→ Exercise
Return each line containing the string "jimsiergey".

→ Stored records
----

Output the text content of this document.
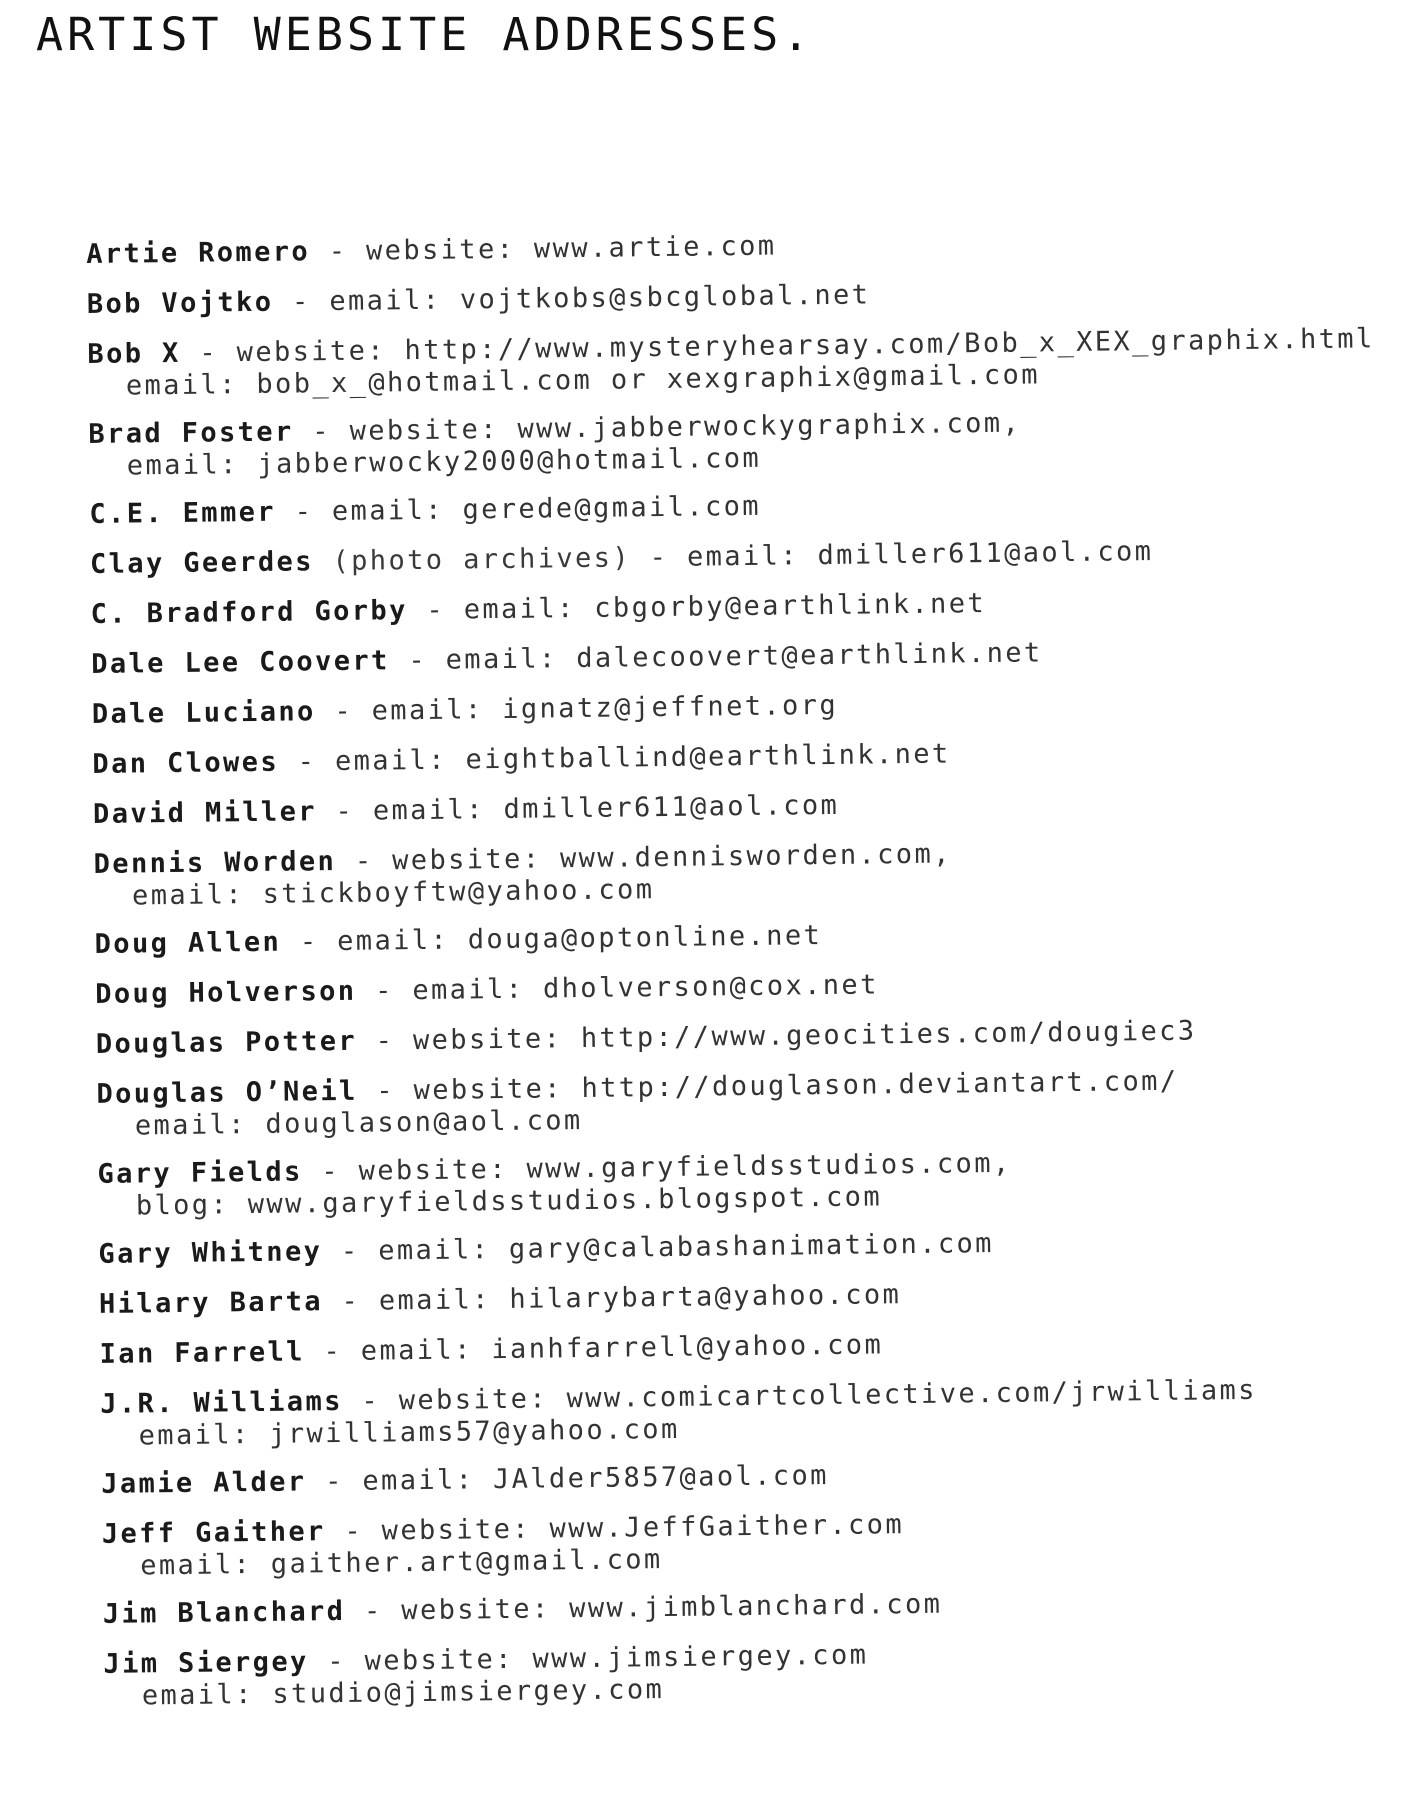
ARTIST WEBSITE ADDRESSES.
Artie Romero - website: www.artie.com
Bob Vojtko - email: vojtkobs@sbcglobal.net
Bob X - website: http://www.mysteryhearsay.com/Bob_x_XEX_graphix.html
email: bob_x_@hotmail.com or xexgraphix@gmail.com
Brad Foster - website: www.jabberwockygraphix.com,
email: jabberwocky2000@hotmail.com
C.E. Emmer - email: gerede@gmail.com
Clay Geerdes (photo archives) - email: dmiller611@aol.com
C. Bradford Gorby - email: cbgorby@earthlink.net
Dale Lee Coovert - email: dalecoovert@earthlink.net
Dale Luciano - email: ignatz@jeffnet.org
Dan Clowes - email: eightballind@earthlink.net
David Miller - email: dmiller611@aol.com
Dennis Worden - website: www.dennisworden.com,
email: stickboyftw@yahoo.com
Doug Allen - email: douga@optonline.net
Doug Holverson - email: dholverson@cox.net
Douglas Potter - website: http://www.geocities.com/dougiec3
Douglas O’Neil - website: http://douglason.deviantart.com/
email: douglason@aol.com
Gary Fields - website: www.garyfieldsstudios.com,
blog: www.garyfieldsstudios.blogspot.com
Gary Whitney - email: gary@calabashanimation.com
Hilary Barta - email: hilarybarta@yahoo.com
Ian Farrell - email: ianhfarrell@yahoo.com
J.R. Williams - website: www.comicartcollective.com/jrwilliams
email: jrwilliams57@yahoo.com
Jamie Alder - email: JAlder5857@aol.com
Jeff Gaither - website: www.JeffGaither.com
email: gaither.art@gmail.com
Jim Blanchard - website: www.jimblanchard.com
Jim Siergey - website: www.jimsiergey.com
email: studio@jimsiergey.com
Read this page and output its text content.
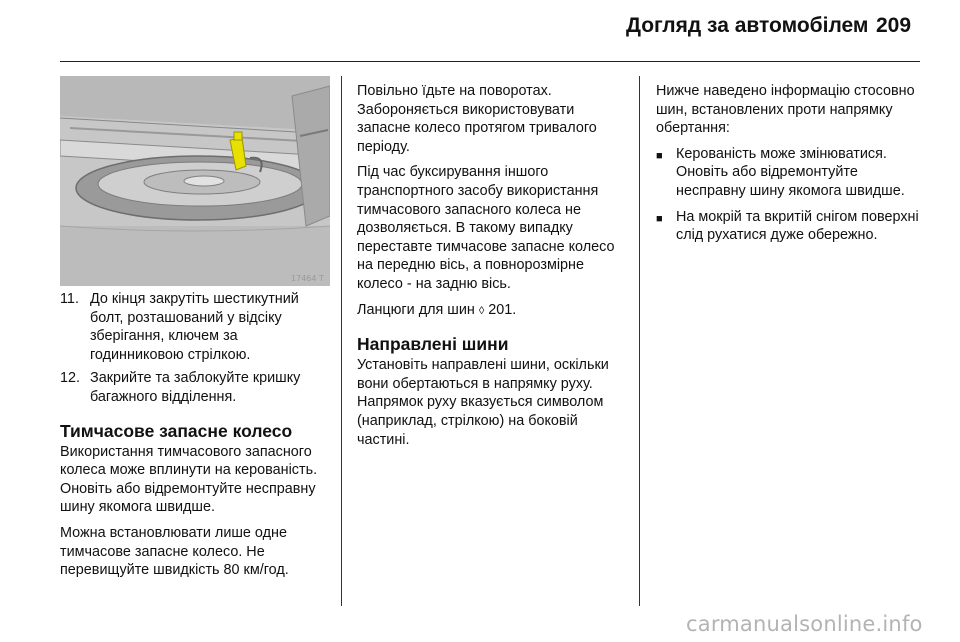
Догляд за автомобілем 209
17464 T
11. До кінця закрутіть шестикутний болт, розташований у відсіку зберігання, ключем за годинниковою стрілкою.
12. Закрийте та заблокуйте кришку багажного відділення.
Тимчасове запасне колесо

Використання тимчасового запасного колеса може вплинути на керованість. Оновіть або відремонтуйте несправну шину якомога швидше.

Можна встановлювати лише одне тимчасове запасне колесо. Не перевищуйте швидкість 80 км/год.

Повільно їдьте на поворотах. Забороняється використовувати запасне колесо протягом тривалого періоду.

Під час буксирування іншого транспортного засобу використання тимчасового запасного колеса не дозволяється. В такому випадку переставте тимчасове запасне колесо на передню вісь, а повнорозмірне колесо - на задню вісь.

Ланцюги для шин ◊ 201.

Направлені шини

Установіть направлені шини, оскільки вони обертаються в напрямку руху. Напрямок руху вказується символом (наприклад, стрілкою) на боковій частині.

Нижче наведено інформацію стосовно шин, встановлених проти напрямку обертання:

■ Керованість може змінюватися. Оновіть або відремонтуйте несправну шину якомога швидше.
■ На мокрій та вкритій снігом поверхні слід рухатися дуже обережно.
carmanualsonline.info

----

→ Full solution
Jim Siergey - website: www.jimsiergey.com
email: studio@jimsiergey.com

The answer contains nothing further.